**SET TASK:** Set down the material once more, exactly as it appears.

**RECORDED INFORMATION:**
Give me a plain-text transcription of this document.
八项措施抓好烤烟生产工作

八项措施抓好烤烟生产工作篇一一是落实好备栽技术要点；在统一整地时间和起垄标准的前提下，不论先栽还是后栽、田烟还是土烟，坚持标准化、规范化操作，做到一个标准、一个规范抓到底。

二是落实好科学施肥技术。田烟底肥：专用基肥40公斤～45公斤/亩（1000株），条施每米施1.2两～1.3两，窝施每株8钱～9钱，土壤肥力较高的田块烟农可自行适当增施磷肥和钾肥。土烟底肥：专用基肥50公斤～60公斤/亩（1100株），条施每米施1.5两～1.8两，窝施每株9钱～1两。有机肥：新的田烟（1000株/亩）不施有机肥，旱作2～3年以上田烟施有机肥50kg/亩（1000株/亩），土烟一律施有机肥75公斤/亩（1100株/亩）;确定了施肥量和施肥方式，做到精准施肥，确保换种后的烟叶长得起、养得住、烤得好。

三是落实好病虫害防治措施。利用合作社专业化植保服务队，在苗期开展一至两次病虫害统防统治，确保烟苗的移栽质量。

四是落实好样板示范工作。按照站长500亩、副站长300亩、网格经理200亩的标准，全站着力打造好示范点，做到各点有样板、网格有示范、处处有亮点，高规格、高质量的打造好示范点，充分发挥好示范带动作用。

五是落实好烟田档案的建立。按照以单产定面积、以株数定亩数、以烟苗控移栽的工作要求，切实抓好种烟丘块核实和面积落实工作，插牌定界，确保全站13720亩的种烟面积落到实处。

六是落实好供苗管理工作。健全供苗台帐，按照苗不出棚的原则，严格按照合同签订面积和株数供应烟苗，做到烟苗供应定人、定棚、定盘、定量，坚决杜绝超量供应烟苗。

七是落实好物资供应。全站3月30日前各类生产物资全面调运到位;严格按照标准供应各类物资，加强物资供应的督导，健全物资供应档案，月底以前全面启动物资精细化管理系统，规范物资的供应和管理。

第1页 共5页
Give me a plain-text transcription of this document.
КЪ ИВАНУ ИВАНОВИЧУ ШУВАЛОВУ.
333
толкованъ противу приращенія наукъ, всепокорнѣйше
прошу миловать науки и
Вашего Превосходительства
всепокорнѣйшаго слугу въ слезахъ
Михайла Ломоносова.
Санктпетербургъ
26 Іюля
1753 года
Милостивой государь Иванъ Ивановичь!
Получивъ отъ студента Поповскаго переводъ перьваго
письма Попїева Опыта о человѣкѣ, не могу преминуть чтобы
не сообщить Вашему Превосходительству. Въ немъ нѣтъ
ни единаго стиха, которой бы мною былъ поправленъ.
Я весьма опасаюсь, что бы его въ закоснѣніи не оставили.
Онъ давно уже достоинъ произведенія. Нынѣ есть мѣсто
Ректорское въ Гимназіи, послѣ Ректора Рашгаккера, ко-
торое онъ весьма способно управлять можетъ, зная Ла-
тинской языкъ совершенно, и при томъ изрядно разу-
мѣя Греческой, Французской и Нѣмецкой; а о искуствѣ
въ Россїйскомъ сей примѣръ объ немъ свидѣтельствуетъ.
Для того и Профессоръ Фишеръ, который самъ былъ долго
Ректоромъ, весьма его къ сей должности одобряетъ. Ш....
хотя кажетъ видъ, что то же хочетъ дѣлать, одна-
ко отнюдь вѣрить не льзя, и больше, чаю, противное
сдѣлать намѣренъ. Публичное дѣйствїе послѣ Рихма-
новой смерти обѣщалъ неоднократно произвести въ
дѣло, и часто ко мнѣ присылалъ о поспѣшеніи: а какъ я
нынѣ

**THE RESPONSE:**
Give me a plain-text transcription of this document.
八项措施抓好烤烟生产工作

八项措施抓好烤烟生产工作篇一一是落实好备栽技术要点；在统一整地时间和起垄标准的前提下，不论先栽还是后栽、田烟还是土烟，坚持标准化、规范化操作，做到一个标准、一个规范抓到底。

二是落实好科学施肥技术。田烟底肥：专用基肥40公斤～45公斤/亩（1000株），条施每米施1.2两～1.3两，窝施每株8钱～9钱，土壤肥力较高的田块烟农可自行适当增施磷肥和钾肥。土烟底肥：专用基肥50公斤～60公斤/亩（1100株），条施每米施1.5两～1.8两，窝施每株9钱～1两。有机肥：新的田烟（1000株/亩）不施有机肥，旱作2～3年以上田烟施有机肥50kg/亩（1000株/亩），土烟一律施有机肥75公斤/亩（1100株/亩）;确定了施肥量和施肥方式，做到精准施肥，确保换种后的烟叶长得起、养得住、烤得好。

三是落实好病虫害防治措施。利用合作社专业化植保服务队，在苗期开展一至两次病虫害统防统治，确保烟苗的移栽质量。

四是落实好样板示范工作。按照站长500亩、副站长300亩、网格经理200亩的标准，全站着力打造好示范点，做到各点有样板、网格有示范、处处有亮点，高规格、高质量的打造好示范点，充分发挥好示范带动作用。

五是落实好烟田档案的建立。按照以单产定面积、以株数定亩数、以烟苗控移栽的工作要求，切实抓好种烟丘块核实和面积落实工作，插牌定界，确保全站13720亩的种烟面积落到实处。

六是落实好供苗管理工作。健全供苗台帐，按照苗不出棚的原则，严格按照合同签订面积和株数供应烟苗，做到烟苗供应定人、定棚、定盘、定量，坚决杜绝超量供应烟苗。

七是落实好物资供应。全站3月30日前各类生产物资全面调运到位;严格按照标准供应各类物资，加强物资供应的督导，健全物资供应档案，月底以前全面启动物资精细化管理系统，规范物资的供应和管理。

第1页 共5页
Give me a plain-text transcription of this document.
КЪ ИВАНУ ИВАНОВИЧУ ШУВАЛОВУ.
333
толкованъ противу приращенія наукъ, всепокорнѣйше
прошу миловать науки и
Вашего Превосходительства
всепокорнѣйшаго слугу въ слезахъ
Михайла Ломоносова.
Санктпетербургъ
26 Іюля
1753 года
Милостивой государь Иванъ Ивановичь!
Получивъ отъ студента Поповскаго переводъ перьваго
письма Попїева Опыта о человѣкѣ, не могу преминуть чтобы
не сообщить Вашему Превосходительству. Въ немъ нѣтъ
ни единаго стиха, которой бы мною былъ поправленъ.
Я весьма опасаюсь, что бы его въ закоснѣніи не оставили.
Онъ давно уже достоинъ произведенія. Нынѣ есть мѣсто
Ректорское въ Гимназіи, послѣ Ректора Рашгаккера, ко-
торое онъ весьма способно управлять можетъ, зная Ла-
тинской языкъ совершенно, и при томъ изрядно разу-
мѣя Греческой, Французской и Нѣмецкой; а о искуствѣ
въ Россїйскомъ сей примѣръ объ немъ свидѣтельствуетъ.
Для того и Профессоръ Фишеръ, который самъ былъ долго
Ректоромъ, весьма его къ сей должности одобряетъ. Ш....
хотя кажетъ видъ, что то же хочетъ дѣлать, одна-
ко отнюдь вѣрить не льзя, и больше, чаю, противное
сдѣлать намѣренъ. Публичное дѣйствїе послѣ Рихма-
новой смерти обѣщалъ неоднократно произвести въ
дѣло, и часто ко мнѣ присылалъ о поспѣшеніи: а какъ я
нынѣ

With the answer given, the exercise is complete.